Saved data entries
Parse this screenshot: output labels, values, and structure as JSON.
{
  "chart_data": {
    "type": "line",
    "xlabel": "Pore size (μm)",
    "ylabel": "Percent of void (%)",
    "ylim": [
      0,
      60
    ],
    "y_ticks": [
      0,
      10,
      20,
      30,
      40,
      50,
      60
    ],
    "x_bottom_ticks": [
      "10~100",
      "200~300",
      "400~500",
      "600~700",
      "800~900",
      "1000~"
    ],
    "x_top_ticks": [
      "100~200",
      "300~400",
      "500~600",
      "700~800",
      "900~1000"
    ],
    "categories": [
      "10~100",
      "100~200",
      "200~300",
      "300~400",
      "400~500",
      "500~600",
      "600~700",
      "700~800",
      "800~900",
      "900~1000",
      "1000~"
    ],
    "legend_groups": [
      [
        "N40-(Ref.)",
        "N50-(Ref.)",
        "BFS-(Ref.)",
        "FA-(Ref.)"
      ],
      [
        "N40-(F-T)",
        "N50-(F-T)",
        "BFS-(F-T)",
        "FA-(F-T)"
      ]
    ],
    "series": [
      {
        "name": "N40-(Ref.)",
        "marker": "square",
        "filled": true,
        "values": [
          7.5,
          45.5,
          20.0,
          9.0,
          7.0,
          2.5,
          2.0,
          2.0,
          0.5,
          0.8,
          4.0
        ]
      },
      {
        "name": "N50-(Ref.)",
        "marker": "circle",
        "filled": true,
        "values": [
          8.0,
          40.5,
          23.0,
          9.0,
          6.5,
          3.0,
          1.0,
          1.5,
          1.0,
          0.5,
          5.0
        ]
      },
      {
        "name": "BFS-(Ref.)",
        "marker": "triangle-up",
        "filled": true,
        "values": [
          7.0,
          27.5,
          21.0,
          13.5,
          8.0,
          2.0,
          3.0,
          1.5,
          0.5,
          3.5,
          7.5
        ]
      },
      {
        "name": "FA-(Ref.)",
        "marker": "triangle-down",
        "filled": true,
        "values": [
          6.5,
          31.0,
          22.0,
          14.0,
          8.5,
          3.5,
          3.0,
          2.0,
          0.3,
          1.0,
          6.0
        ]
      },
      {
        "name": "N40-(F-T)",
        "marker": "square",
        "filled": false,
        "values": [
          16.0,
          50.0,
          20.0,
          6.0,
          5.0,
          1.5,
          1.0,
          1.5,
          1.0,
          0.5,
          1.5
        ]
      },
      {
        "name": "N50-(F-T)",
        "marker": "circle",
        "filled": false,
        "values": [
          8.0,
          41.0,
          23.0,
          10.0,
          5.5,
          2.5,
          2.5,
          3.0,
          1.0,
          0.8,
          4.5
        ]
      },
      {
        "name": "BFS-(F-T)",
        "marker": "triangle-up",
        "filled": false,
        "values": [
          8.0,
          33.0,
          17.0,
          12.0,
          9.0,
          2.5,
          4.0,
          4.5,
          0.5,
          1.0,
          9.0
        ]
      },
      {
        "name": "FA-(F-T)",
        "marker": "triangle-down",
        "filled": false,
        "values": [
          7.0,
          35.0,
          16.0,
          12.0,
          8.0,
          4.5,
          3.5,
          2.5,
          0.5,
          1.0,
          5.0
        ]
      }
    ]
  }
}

[Aim]
Produce an exact copy of all the records.

[Response]
Parse this screenshot: output labels, values, and structure as JSON.
{
  "chart_data": {
    "type": "line",
    "xlabel": "Pore size (μm)",
    "ylabel": "Percent of void (%)",
    "ylim": [
      0,
      60
    ],
    "y_ticks": [
      0,
      10,
      20,
      30,
      40,
      50,
      60
    ],
    "x_bottom_ticks": [
      "10~100",
      "200~300",
      "400~500",
      "600~700",
      "800~900",
      "1000~"
    ],
    "x_top_ticks": [
      "100~200",
      "300~400",
      "500~600",
      "700~800",
      "900~1000"
    ],
    "categories": [
      "10~100",
      "100~200",
      "200~300",
      "300~400",
      "400~500",
      "500~600",
      "600~700",
      "700~800",
      "800~900",
      "900~1000",
      "1000~"
    ],
    "legend_groups": [
      [
        "N40-(Ref.)",
        "N50-(Ref.)",
        "BFS-(Ref.)",
        "FA-(Ref.)"
      ],
      [
        "N40-(F-T)",
        "N50-(F-T)",
        "BFS-(F-T)",
        "FA-(F-T)"
      ]
    ],
    "series": [
      {
        "name": "N40-(Ref.)",
        "marker": "square",
        "filled": true,
        "values": [
          7.5,
          45.5,
          20.0,
          9.0,
          7.0,
          2.5,
          2.0,
          2.0,
          0.5,
          0.8,
          4.0
        ]
      },
      {
        "name": "N50-(Ref.)",
        "marker": "circle",
        "filled": true,
        "values": [
          8.0,
          40.5,
          23.0,
          9.0,
          6.5,
          3.0,
          1.0,
          1.5,
          1.0,
          0.5,
          5.0
        ]
      },
      {
        "name": "BFS-(Ref.)",
        "marker": "triangle-up",
        "filled": true,
        "values": [
          7.0,
          27.5,
          21.0,
          13.5,
          8.0,
          2.0,
          3.0,
          1.5,
          0.5,
          3.5,
          7.5
        ]
      },
      {
        "name": "FA-(Ref.)",
        "marker": "triangle-down",
        "filled": true,
        "values": [
          6.5,
          31.0,
          22.0,
          14.0,
          8.5,
          3.5,
          3.0,
          2.0,
          0.3,
          1.0,
          6.0
        ]
      },
      {
        "name": "N40-(F-T)",
        "marker": "square",
        "filled": false,
        "values": [
          16.0,
          50.0,
          20.0,
          6.0,
          5.0,
          1.5,
          1.0,
          1.5,
          1.0,
          0.5,
          1.5
        ]
      },
      {
        "name": "N50-(F-T)",
        "marker": "circle",
        "filled": false,
        "values": [
          8.0,
          41.0,
          23.0,
          10.0,
          5.5,
          2.5,
          2.5,
          3.0,
          1.0,
          0.8,
          4.5
        ]
      },
      {
        "name": "BFS-(F-T)",
        "marker": "triangle-up",
        "filled": false,
        "values": [
          8.0,
          33.0,
          17.0,
          12.0,
          9.0,
          2.5,
          4.0,
          4.5,
          0.5,
          1.0,
          9.0
        ]
      },
      {
        "name": "FA-(F-T)",
        "marker": "triangle-down",
        "filled": false,
        "values": [
          7.0,
          35.0,
          16.0,
          12.0,
          8.0,
          4.5,
          3.5,
          2.5,
          0.5,
          1.0,
          5.0
        ]
      }
    ]
  }
}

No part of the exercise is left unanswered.